Given exercise: Check every line below for the word "POST" and copy the ones that have it.

Records to use:
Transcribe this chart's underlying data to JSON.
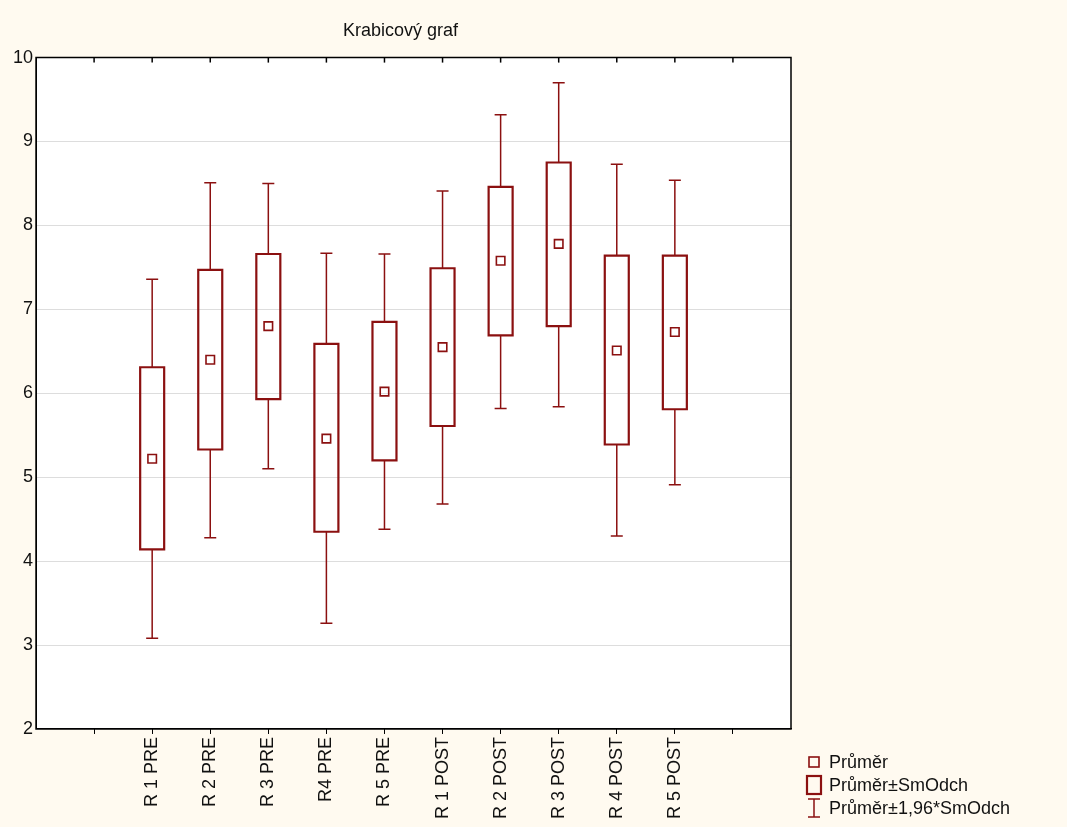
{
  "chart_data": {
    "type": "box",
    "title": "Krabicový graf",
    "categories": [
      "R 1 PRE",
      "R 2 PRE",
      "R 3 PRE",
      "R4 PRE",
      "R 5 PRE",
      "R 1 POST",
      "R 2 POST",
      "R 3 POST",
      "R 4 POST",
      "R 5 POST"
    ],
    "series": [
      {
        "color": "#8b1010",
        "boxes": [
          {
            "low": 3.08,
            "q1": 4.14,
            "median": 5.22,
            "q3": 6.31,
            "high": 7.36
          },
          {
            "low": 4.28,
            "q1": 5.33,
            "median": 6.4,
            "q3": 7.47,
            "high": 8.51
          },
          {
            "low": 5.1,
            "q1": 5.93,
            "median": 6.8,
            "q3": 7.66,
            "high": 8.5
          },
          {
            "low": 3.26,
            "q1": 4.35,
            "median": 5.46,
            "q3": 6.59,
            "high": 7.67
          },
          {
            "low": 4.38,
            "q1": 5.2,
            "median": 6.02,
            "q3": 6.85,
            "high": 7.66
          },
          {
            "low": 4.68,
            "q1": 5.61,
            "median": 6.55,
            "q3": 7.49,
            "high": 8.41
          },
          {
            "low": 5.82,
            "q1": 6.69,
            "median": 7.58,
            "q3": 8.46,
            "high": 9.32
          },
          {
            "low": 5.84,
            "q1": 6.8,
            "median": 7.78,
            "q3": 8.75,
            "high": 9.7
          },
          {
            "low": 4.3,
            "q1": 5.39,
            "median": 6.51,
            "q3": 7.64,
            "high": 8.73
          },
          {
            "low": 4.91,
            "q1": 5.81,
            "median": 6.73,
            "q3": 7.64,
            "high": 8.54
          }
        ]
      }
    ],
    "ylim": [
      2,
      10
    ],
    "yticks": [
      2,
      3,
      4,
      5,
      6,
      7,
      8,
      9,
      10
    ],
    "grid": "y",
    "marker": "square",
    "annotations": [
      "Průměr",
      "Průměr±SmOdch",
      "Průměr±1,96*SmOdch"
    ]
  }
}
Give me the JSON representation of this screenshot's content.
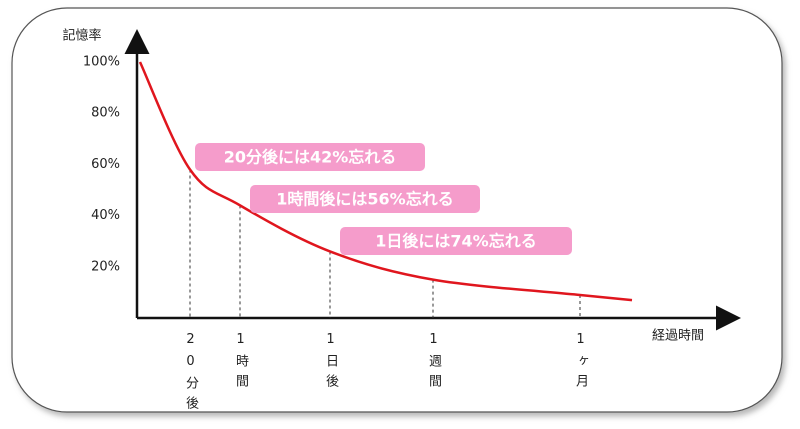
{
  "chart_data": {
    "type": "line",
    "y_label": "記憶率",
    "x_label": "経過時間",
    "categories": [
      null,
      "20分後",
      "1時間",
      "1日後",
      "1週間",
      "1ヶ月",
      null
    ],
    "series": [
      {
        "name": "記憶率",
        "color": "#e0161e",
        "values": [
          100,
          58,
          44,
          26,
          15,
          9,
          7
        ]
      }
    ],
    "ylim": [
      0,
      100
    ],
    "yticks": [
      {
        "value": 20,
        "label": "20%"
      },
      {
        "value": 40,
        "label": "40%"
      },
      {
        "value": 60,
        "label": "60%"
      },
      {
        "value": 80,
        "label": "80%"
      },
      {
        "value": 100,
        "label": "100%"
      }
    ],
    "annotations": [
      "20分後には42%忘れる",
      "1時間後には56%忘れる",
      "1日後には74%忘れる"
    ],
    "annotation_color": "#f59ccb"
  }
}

---

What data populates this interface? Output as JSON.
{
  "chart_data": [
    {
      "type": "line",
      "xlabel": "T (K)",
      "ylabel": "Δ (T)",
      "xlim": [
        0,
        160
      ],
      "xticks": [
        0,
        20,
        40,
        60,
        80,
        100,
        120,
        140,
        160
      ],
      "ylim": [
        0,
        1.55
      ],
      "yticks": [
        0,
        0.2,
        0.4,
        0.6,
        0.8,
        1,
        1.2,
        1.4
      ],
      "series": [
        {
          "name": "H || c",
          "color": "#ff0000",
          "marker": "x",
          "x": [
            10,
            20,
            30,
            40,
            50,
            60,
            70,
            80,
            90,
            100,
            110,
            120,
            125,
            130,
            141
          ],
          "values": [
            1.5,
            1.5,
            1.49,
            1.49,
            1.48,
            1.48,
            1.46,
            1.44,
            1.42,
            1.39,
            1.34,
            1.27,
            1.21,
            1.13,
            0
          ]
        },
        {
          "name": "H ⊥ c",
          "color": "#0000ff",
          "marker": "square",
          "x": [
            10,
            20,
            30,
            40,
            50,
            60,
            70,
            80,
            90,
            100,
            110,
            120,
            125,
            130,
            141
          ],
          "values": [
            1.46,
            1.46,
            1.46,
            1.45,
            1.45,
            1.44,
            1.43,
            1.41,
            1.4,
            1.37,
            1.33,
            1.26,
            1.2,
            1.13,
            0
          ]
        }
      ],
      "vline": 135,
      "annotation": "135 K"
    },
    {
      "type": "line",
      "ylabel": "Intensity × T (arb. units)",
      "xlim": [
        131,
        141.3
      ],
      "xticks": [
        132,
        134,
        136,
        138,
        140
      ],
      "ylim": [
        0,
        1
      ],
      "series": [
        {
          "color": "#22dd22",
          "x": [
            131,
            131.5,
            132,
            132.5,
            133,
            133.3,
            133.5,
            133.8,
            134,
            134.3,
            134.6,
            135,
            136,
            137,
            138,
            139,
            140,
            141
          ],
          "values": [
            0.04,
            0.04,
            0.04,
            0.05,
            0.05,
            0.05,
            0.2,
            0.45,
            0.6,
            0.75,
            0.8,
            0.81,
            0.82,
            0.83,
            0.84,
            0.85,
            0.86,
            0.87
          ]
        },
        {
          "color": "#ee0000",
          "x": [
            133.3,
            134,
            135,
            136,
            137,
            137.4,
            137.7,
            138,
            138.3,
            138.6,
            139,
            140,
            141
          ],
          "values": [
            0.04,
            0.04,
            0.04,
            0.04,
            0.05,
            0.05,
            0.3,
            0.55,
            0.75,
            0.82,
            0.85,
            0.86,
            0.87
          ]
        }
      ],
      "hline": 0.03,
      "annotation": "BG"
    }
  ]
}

Response:
      "R 1 POST",
      "R 2 POST",
      "R 3 POST",
      "R 4 POST",
      "R 5 POST"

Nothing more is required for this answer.